**** Working data
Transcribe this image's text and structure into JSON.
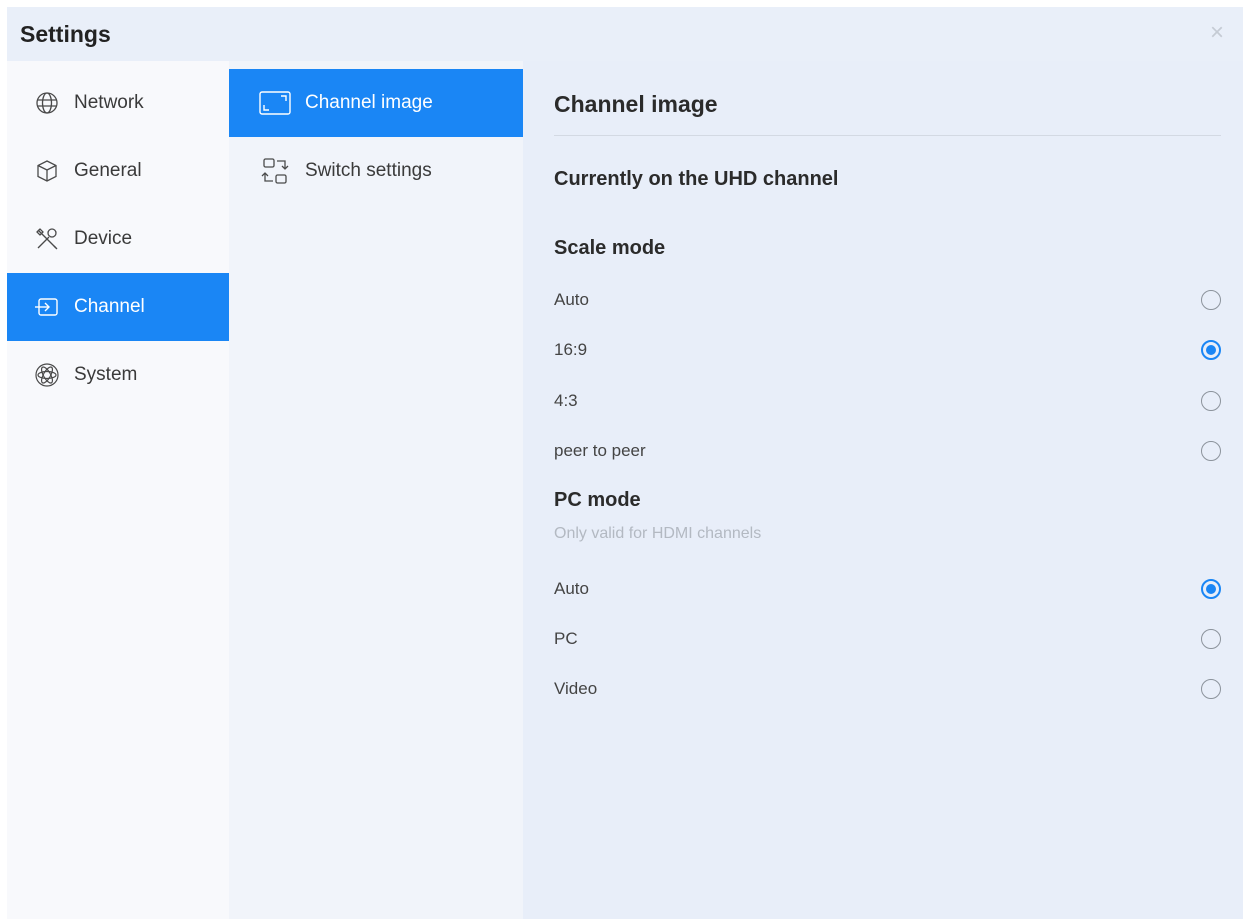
{
  "window": {
    "title": "Settings",
    "close_glyph": "×"
  },
  "colors": {
    "accent": "#1a86f5"
  },
  "nav": {
    "items": [
      {
        "label": "Network",
        "icon": "globe-icon",
        "active": false
      },
      {
        "label": "General",
        "icon": "cube-icon",
        "active": false
      },
      {
        "label": "Device",
        "icon": "tools-icon",
        "active": false
      },
      {
        "label": "Channel",
        "icon": "input-icon",
        "active": true
      },
      {
        "label": "System",
        "icon": "atom-icon",
        "active": false
      }
    ]
  },
  "subnav": {
    "items": [
      {
        "label": "Channel image",
        "icon": "frame-icon",
        "active": true
      },
      {
        "label": "Switch settings",
        "icon": "switch-icon",
        "active": false
      }
    ]
  },
  "content": {
    "title": "Channel image",
    "current_channel": "Currently on the UHD channel",
    "scale_mode": {
      "heading": "Scale mode",
      "options": [
        {
          "label": "Auto",
          "selected": false
        },
        {
          "label": "16:9",
          "selected": true
        },
        {
          "label": "4:3",
          "selected": false
        },
        {
          "label": "peer to peer",
          "selected": false
        }
      ]
    },
    "pc_mode": {
      "heading": "PC mode",
      "hint": "Only valid for HDMI channels",
      "options": [
        {
          "label": "Auto",
          "selected": true
        },
        {
          "label": "PC",
          "selected": false
        },
        {
          "label": "Video",
          "selected": false
        }
      ]
    }
  }
}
********
### Work to complete
Return all of the data exactly as written, and drop the pictures.

### Response to this exercise
Transcribe this image's text and structure into JSON.
{
  "window": {
    "title": "Settings",
    "close_glyph": "×"
  },
  "colors": {
    "accent": "#1a86f5"
  },
  "nav": {
    "items": [
      {
        "label": "Network",
        "icon": "globe-icon",
        "active": false
      },
      {
        "label": "General",
        "icon": "cube-icon",
        "active": false
      },
      {
        "label": "Device",
        "icon": "tools-icon",
        "active": false
      },
      {
        "label": "Channel",
        "icon": "input-icon",
        "active": true
      },
      {
        "label": "System",
        "icon": "atom-icon",
        "active": false
      }
    ]
  },
  "subnav": {
    "items": [
      {
        "label": "Channel image",
        "icon": "frame-icon",
        "active": true
      },
      {
        "label": "Switch settings",
        "icon": "switch-icon",
        "active": false
      }
    ]
  },
  "content": {
    "title": "Channel image",
    "current_channel": "Currently on the UHD channel",
    "scale_mode": {
      "heading": "Scale mode",
      "options": [
        {
          "label": "Auto",
          "selected": false
        },
        {
          "label": "16:9",
          "selected": true
        },
        {
          "label": "4:3",
          "selected": false
        },
        {
          "label": "peer to peer",
          "selected": false
        }
      ]
    },
    "pc_mode": {
      "heading": "PC mode",
      "hint": "Only valid for HDMI channels",
      "options": [
        {
          "label": "Auto",
          "selected": true
        },
        {
          "label": "PC",
          "selected": false
        },
        {
          "label": "Video",
          "selected": false
        }
      ]
    }
  }
}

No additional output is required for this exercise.